Recorded data

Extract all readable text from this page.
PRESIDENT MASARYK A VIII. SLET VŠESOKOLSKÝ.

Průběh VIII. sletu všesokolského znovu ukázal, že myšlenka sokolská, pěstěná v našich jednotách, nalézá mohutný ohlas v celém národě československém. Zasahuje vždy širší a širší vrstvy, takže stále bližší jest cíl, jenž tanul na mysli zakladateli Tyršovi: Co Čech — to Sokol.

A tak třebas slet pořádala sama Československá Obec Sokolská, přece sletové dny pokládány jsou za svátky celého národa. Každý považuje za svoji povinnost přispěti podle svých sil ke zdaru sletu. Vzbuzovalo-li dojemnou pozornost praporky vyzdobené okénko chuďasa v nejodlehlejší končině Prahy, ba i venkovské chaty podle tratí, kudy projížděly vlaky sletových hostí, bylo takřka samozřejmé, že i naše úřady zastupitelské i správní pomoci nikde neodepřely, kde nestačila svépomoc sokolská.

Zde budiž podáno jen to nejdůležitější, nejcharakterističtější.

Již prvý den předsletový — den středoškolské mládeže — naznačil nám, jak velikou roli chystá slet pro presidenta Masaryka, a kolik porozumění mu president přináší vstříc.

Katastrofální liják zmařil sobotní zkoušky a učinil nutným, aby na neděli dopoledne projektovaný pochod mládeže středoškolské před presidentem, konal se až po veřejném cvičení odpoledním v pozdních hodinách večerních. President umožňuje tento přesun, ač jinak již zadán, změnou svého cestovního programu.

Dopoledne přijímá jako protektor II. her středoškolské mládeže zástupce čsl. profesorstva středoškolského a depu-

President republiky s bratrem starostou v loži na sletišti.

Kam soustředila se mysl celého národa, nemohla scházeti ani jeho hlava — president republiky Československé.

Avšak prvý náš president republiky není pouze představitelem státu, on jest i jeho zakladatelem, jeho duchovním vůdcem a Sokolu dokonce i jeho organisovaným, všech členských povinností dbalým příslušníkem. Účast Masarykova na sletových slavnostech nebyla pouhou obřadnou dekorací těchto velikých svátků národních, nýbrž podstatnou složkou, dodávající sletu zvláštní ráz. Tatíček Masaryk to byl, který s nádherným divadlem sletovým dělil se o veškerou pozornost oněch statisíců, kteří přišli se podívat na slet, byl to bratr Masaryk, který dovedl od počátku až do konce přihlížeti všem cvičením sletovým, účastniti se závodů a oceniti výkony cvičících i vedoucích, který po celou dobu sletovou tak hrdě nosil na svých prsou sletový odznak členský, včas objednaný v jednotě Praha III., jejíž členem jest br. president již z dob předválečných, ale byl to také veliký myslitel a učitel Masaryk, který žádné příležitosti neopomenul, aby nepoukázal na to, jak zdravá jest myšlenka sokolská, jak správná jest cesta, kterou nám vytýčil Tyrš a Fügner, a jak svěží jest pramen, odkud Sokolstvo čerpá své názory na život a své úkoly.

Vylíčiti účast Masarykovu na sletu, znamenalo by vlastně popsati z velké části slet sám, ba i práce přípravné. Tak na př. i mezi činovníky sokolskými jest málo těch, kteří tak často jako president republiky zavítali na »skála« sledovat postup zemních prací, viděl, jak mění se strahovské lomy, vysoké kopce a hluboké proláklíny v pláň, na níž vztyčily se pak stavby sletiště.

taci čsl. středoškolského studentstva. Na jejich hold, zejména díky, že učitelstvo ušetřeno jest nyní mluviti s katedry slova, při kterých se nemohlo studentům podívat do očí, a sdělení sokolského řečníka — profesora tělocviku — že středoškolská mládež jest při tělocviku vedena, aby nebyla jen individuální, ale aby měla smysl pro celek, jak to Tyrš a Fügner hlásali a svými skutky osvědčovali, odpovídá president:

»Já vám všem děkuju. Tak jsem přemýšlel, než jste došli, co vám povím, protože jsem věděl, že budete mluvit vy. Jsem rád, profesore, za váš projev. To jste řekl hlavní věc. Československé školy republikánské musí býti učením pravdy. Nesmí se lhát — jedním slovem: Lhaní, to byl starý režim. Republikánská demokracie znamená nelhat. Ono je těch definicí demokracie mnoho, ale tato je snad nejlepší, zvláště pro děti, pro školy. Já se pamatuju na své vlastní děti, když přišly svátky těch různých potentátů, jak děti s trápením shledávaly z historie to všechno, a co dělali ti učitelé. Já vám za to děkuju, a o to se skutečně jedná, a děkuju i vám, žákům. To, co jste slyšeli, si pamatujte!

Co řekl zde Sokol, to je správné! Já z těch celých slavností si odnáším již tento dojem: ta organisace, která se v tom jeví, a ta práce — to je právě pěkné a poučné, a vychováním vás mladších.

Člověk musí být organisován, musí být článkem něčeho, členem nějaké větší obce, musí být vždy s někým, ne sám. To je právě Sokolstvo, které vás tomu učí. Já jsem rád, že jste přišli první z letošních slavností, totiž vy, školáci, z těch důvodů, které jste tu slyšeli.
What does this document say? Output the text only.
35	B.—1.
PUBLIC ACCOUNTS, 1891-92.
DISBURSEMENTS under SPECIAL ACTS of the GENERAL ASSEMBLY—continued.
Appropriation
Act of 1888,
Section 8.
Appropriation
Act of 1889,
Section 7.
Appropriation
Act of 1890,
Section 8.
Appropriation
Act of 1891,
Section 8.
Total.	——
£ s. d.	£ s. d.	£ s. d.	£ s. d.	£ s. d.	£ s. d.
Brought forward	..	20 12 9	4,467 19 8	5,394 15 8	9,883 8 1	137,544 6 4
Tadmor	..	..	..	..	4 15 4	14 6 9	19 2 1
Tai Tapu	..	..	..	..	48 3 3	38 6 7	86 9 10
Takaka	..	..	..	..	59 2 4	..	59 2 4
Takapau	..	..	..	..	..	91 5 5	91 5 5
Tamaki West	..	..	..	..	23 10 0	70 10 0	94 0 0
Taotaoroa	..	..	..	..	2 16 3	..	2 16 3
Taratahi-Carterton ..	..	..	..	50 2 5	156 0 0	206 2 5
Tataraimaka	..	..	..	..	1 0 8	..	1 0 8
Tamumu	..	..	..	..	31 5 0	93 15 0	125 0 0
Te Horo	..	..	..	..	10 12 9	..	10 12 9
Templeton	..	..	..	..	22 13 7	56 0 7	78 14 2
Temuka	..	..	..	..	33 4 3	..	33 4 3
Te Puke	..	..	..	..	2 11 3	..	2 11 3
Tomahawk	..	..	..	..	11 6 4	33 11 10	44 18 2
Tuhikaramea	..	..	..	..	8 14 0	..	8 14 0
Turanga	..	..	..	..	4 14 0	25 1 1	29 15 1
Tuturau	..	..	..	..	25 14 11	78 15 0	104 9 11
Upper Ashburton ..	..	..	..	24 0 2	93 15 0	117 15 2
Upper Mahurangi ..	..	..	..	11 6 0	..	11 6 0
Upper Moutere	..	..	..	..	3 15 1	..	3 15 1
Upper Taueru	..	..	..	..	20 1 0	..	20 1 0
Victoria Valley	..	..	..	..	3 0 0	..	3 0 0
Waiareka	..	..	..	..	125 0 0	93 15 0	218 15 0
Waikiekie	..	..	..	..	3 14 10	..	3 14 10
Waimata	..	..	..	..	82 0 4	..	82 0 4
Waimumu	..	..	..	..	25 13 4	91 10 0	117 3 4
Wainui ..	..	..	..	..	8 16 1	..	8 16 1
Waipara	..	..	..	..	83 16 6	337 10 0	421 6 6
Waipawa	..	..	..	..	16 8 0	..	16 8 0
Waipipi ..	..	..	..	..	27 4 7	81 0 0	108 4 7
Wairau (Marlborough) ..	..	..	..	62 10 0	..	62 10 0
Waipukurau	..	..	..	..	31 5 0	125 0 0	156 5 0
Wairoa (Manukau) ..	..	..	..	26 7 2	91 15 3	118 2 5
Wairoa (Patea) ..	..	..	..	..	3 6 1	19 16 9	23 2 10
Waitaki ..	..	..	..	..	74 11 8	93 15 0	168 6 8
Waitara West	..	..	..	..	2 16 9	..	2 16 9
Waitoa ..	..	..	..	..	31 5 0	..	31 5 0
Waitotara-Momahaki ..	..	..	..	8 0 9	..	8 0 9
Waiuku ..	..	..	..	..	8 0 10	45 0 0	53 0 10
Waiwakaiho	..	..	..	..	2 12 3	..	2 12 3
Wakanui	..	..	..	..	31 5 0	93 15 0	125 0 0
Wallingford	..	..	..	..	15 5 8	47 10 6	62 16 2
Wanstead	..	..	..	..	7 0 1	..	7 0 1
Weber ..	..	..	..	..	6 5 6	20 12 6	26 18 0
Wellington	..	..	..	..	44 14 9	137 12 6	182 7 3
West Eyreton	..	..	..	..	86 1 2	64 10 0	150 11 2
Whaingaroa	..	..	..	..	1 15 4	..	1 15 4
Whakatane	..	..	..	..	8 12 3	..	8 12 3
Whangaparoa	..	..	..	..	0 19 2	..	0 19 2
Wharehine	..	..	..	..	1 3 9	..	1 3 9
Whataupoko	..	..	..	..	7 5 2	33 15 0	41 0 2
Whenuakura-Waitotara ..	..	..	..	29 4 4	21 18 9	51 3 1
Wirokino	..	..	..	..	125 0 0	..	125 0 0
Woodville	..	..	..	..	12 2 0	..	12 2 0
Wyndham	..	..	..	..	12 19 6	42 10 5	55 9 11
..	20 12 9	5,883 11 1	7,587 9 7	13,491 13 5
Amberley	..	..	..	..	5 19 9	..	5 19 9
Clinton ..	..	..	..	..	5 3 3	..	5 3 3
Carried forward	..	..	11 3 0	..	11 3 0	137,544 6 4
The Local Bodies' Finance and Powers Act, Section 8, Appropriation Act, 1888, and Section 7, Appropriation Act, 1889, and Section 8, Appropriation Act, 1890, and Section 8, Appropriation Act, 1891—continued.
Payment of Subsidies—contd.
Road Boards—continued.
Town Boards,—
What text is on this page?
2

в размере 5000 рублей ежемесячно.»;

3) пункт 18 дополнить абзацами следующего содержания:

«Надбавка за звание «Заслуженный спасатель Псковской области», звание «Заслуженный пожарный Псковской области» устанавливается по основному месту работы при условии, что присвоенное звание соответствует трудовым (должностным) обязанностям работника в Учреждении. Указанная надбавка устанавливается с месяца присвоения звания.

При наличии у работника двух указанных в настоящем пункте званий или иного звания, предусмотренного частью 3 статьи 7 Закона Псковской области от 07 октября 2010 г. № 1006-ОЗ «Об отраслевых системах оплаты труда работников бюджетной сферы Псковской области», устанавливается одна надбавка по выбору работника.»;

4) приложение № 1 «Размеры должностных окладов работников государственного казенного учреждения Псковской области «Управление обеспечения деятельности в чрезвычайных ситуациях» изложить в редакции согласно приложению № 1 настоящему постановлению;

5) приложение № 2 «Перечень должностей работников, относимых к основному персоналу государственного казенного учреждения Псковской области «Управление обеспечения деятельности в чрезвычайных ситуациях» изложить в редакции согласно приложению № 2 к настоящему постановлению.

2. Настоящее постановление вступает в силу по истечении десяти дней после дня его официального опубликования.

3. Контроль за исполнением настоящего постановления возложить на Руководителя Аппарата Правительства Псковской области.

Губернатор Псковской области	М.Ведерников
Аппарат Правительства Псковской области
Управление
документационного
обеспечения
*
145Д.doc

Problem
Go through the material and select each line with the string "постановлению" in it.

Expected answer
4) приложение № 1 «Размеры должностных окладов работников государственного казенного учреждения Псковской области «Управление обеспечения деятельности в чрезвычайных ситуациях» изложить в редакции согласно приложению № 1 настоящему постановлению;
5) приложение № 2 «Перечень должностей работников, относимых к основному персоналу государственного казенного учреждения Псковской области «Управление обеспечения деятельности в чрезвычайных ситуациях» изложить в редакции согласно приложению № 2 к настоящему постановлению.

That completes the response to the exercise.